### What you are asked to do
Repeat every record below exactly as written.

### Data provided
····················

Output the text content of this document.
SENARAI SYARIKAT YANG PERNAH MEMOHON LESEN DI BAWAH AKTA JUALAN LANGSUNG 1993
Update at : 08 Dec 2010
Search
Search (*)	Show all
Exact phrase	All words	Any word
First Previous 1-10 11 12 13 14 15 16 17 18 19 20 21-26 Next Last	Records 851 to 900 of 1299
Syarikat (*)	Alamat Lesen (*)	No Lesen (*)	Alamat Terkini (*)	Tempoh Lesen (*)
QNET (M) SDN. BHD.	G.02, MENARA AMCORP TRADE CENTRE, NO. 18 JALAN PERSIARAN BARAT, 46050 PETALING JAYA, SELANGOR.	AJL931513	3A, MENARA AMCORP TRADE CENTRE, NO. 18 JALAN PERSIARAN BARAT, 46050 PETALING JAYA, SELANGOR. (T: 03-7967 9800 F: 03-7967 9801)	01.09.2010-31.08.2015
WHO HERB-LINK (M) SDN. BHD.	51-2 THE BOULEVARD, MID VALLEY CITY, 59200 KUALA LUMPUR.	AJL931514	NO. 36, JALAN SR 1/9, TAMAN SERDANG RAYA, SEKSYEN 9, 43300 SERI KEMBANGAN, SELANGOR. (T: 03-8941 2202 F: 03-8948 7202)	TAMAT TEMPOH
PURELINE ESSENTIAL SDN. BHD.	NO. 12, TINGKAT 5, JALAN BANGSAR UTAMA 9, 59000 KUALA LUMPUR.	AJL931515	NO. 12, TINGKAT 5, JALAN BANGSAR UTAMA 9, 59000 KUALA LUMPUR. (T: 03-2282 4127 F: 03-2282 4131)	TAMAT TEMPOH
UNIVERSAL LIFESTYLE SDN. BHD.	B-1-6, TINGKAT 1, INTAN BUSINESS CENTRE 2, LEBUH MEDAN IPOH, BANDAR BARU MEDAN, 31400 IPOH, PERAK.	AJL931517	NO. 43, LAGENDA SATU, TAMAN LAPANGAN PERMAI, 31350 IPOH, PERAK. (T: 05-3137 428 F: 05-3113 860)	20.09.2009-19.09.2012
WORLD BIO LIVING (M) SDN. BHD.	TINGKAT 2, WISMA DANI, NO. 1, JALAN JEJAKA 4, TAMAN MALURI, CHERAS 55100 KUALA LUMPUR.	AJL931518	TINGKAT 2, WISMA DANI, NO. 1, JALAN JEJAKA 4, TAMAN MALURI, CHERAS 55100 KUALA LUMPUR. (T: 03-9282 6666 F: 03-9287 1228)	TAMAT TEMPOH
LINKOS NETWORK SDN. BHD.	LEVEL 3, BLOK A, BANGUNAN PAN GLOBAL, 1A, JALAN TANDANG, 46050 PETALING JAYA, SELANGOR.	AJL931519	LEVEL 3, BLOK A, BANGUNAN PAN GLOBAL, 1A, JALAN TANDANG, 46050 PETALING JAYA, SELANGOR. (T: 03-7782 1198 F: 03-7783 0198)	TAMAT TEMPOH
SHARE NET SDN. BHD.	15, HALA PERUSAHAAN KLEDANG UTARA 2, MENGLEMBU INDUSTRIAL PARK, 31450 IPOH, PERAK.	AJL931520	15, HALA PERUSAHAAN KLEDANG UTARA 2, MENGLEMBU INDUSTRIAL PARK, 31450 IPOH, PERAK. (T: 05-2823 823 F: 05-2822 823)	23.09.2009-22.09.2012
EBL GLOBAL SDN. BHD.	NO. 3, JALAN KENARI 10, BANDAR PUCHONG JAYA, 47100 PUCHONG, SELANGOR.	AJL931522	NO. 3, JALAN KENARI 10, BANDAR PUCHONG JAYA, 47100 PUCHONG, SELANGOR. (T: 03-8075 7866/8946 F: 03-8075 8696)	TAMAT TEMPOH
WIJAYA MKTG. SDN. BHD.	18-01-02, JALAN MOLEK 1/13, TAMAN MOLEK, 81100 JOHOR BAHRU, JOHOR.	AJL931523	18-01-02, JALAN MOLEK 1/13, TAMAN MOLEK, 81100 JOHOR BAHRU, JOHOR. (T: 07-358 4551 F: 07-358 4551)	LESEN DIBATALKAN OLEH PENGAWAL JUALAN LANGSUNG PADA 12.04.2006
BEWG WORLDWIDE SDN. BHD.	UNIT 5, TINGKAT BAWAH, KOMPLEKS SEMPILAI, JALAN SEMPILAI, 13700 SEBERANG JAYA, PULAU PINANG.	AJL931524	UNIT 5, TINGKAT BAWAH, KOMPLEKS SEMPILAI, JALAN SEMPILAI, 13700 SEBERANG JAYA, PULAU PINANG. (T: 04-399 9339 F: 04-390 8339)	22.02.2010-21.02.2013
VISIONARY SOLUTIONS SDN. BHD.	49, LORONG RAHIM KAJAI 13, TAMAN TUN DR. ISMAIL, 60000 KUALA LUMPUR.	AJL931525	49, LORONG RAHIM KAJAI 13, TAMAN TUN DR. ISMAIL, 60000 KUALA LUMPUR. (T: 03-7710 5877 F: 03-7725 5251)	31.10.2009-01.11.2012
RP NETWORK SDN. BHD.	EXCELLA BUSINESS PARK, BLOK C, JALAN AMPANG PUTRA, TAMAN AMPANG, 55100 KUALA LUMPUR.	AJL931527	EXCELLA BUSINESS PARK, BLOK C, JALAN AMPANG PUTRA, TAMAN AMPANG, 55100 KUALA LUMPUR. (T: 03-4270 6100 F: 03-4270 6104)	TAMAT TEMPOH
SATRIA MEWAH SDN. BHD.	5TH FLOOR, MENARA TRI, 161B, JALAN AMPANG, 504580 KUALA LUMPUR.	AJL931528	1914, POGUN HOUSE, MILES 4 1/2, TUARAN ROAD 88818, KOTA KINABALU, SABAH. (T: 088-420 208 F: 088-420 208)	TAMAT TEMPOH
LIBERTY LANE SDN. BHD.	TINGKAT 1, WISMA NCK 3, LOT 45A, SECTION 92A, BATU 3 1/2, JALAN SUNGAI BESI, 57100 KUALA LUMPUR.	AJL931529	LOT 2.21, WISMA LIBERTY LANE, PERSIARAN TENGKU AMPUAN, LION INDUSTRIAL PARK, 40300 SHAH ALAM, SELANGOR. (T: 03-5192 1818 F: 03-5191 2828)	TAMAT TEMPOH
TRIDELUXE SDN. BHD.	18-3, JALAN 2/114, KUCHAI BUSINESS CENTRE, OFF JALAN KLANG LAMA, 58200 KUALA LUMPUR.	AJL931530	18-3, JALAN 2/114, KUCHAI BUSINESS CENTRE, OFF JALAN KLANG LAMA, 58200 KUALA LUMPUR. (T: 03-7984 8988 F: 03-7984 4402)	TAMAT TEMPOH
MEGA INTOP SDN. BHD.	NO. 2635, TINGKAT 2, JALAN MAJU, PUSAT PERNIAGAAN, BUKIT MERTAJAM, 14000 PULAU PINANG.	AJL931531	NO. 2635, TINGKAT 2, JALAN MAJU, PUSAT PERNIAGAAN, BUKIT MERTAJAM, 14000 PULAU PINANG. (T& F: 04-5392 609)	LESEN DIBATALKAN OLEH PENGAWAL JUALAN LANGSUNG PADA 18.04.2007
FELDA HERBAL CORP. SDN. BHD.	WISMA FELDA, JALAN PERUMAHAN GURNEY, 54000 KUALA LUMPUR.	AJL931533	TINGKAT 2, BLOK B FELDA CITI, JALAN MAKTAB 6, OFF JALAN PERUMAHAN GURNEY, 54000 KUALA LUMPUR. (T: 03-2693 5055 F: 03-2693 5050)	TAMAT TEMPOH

····················

### Worked solution
Output the text content of this document.
SENARAI SYARIKAT YANG PERNAH MEMOHON LESEN DI BAWAH AKTA JUALAN LANGSUNG 1993
Update at : 08 Dec 2010
Search
Search (*)	Show all
Exact phrase	All words	Any word
First Previous 1-10 11 12 13 14 15 16 17 18 19 20 21-26 Next Last	Records 851 to 900 of 1299
Syarikat (*)	Alamat Lesen (*)	No Lesen (*)	Alamat Terkini (*)	Tempoh Lesen (*)
QNET (M) SDN. BHD.	G.02, MENARA AMCORP TRADE CENTRE, NO. 18 JALAN PERSIARAN BARAT, 46050 PETALING JAYA, SELANGOR.	AJL931513	3A, MENARA AMCORP TRADE CENTRE, NO. 18 JALAN PERSIARAN BARAT, 46050 PETALING JAYA, SELANGOR. (T: 03-7967 9800 F: 03-7967 9801)	01.09.2010-31.08.2015
WHO HERB-LINK (M) SDN. BHD.	51-2 THE BOULEVARD, MID VALLEY CITY, 59200 KUALA LUMPUR.	AJL931514	NO. 36, JALAN SR 1/9, TAMAN SERDANG RAYA, SEKSYEN 9, 43300 SERI KEMBANGAN, SELANGOR. (T: 03-8941 2202 F: 03-8948 7202)	TAMAT TEMPOH
PURELINE ESSENTIAL SDN. BHD.	NO. 12, TINGKAT 5, JALAN BANGSAR UTAMA 9, 59000 KUALA LUMPUR.	AJL931515	NO. 12, TINGKAT 5, JALAN BANGSAR UTAMA 9, 59000 KUALA LUMPUR. (T: 03-2282 4127 F: 03-2282 4131)	TAMAT TEMPOH
UNIVERSAL LIFESTYLE SDN. BHD.	B-1-6, TINGKAT 1, INTAN BUSINESS CENTRE 2, LEBUH MEDAN IPOH, BANDAR BARU MEDAN, 31400 IPOH, PERAK.	AJL931517	NO. 43, LAGENDA SATU, TAMAN LAPANGAN PERMAI, 31350 IPOH, PERAK. (T: 05-3137 428 F: 05-3113 860)	20.09.2009-19.09.2012
WORLD BIO LIVING (M) SDN. BHD.	TINGKAT 2, WISMA DANI, NO. 1, JALAN JEJAKA 4, TAMAN MALURI, CHERAS 55100 KUALA LUMPUR.	AJL931518	TINGKAT 2, WISMA DANI, NO. 1, JALAN JEJAKA 4, TAMAN MALURI, CHERAS 55100 KUALA LUMPUR. (T: 03-9282 6666 F: 03-9287 1228)	TAMAT TEMPOH
LINKOS NETWORK SDN. BHD.	LEVEL 3, BLOK A, BANGUNAN PAN GLOBAL, 1A, JALAN TANDANG, 46050 PETALING JAYA, SELANGOR.	AJL931519	LEVEL 3, BLOK A, BANGUNAN PAN GLOBAL, 1A, JALAN TANDANG, 46050 PETALING JAYA, SELANGOR. (T: 03-7782 1198 F: 03-7783 0198)	TAMAT TEMPOH
SHARE NET SDN. BHD.	15, HALA PERUSAHAAN KLEDANG UTARA 2, MENGLEMBU INDUSTRIAL PARK, 31450 IPOH, PERAK.	AJL931520	15, HALA PERUSAHAAN KLEDANG UTARA 2, MENGLEMBU INDUSTRIAL PARK, 31450 IPOH, PERAK. (T: 05-2823 823 F: 05-2822 823)	23.09.2009-22.09.2012
EBL GLOBAL SDN. BHD.	NO. 3, JALAN KENARI 10, BANDAR PUCHONG JAYA, 47100 PUCHONG, SELANGOR.	AJL931522	NO. 3, JALAN KENARI 10, BANDAR PUCHONG JAYA, 47100 PUCHONG, SELANGOR. (T: 03-8075 7866/8946 F: 03-8075 8696)	TAMAT TEMPOH
WIJAYA MKTG. SDN. BHD.	18-01-02, JALAN MOLEK 1/13, TAMAN MOLEK, 81100 JOHOR BAHRU, JOHOR.	AJL931523	18-01-02, JALAN MOLEK 1/13, TAMAN MOLEK, 81100 JOHOR BAHRU, JOHOR. (T: 07-358 4551 F: 07-358 4551)	LESEN DIBATALKAN OLEH PENGAWAL JUALAN LANGSUNG PADA 12.04.2006
BEWG WORLDWIDE SDN. BHD.	UNIT 5, TINGKAT BAWAH, KOMPLEKS SEMPILAI, JALAN SEMPILAI, 13700 SEBERANG JAYA, PULAU PINANG.	AJL931524	UNIT 5, TINGKAT BAWAH, KOMPLEKS SEMPILAI, JALAN SEMPILAI, 13700 SEBERANG JAYA, PULAU PINANG. (T: 04-399 9339 F: 04-390 8339)	22.02.2010-21.02.2013
VISIONARY SOLUTIONS SDN. BHD.	49, LORONG RAHIM KAJAI 13, TAMAN TUN DR. ISMAIL, 60000 KUALA LUMPUR.	AJL931525	49, LORONG RAHIM KAJAI 13, TAMAN TUN DR. ISMAIL, 60000 KUALA LUMPUR. (T: 03-7710 5877 F: 03-7725 5251)	31.10.2009-01.11.2012
RP NETWORK SDN. BHD.	EXCELLA BUSINESS PARK, BLOK C, JALAN AMPANG PUTRA, TAMAN AMPANG, 55100 KUALA LUMPUR.	AJL931527	EXCELLA BUSINESS PARK, BLOK C, JALAN AMPANG PUTRA, TAMAN AMPANG, 55100 KUALA LUMPUR. (T: 03-4270 6100 F: 03-4270 6104)	TAMAT TEMPOH
SATRIA MEWAH SDN. BHD.	5TH FLOOR, MENARA TRI, 161B, JALAN AMPANG, 504580 KUALA LUMPUR.	AJL931528	1914, POGUN HOUSE, MILES 4 1/2, TUARAN ROAD 88818, KOTA KINABALU, SABAH. (T: 088-420 208 F: 088-420 208)	TAMAT TEMPOH
LIBERTY LANE SDN. BHD.	TINGKAT 1, WISMA NCK 3, LOT 45A, SECTION 92A, BATU 3 1/2, JALAN SUNGAI BESI, 57100 KUALA LUMPUR.	AJL931529	LOT 2.21, WISMA LIBERTY LANE, PERSIARAN TENGKU AMPUAN, LION INDUSTRIAL PARK, 40300 SHAH ALAM, SELANGOR. (T: 03-5192 1818 F: 03-5191 2828)	TAMAT TEMPOH
TRIDELUXE SDN. BHD.	18-3, JALAN 2/114, KUCHAI BUSINESS CENTRE, OFF JALAN KLANG LAMA, 58200 KUALA LUMPUR.	AJL931530	18-3, JALAN 2/114, KUCHAI BUSINESS CENTRE, OFF JALAN KLANG LAMA, 58200 KUALA LUMPUR. (T: 03-7984 8988 F: 03-7984 4402)	TAMAT TEMPOH
MEGA INTOP SDN. BHD.	NO. 2635, TINGKAT 2, JALAN MAJU, PUSAT PERNIAGAAN, BUKIT MERTAJAM, 14000 PULAU PINANG.	AJL931531	NO. 2635, TINGKAT 2, JALAN MAJU, PUSAT PERNIAGAAN, BUKIT MERTAJAM, 14000 PULAU PINANG. (T& F: 04-5392 609)	LESEN DIBATALKAN OLEH PENGAWAL JUALAN LANGSUNG PADA 18.04.2007
FELDA HERBAL CORP. SDN. BHD.	WISMA FELDA, JALAN PERUMAHAN GURNEY, 54000 KUALA LUMPUR.	AJL931533	TINGKAT 2, BLOK B FELDA CITI, JALAN MAKTAB 6, OFF JALAN PERUMAHAN GURNEY, 54000 KUALA LUMPUR. (T: 03-2693 5055 F: 03-2693 5050)	TAMAT TEMPOH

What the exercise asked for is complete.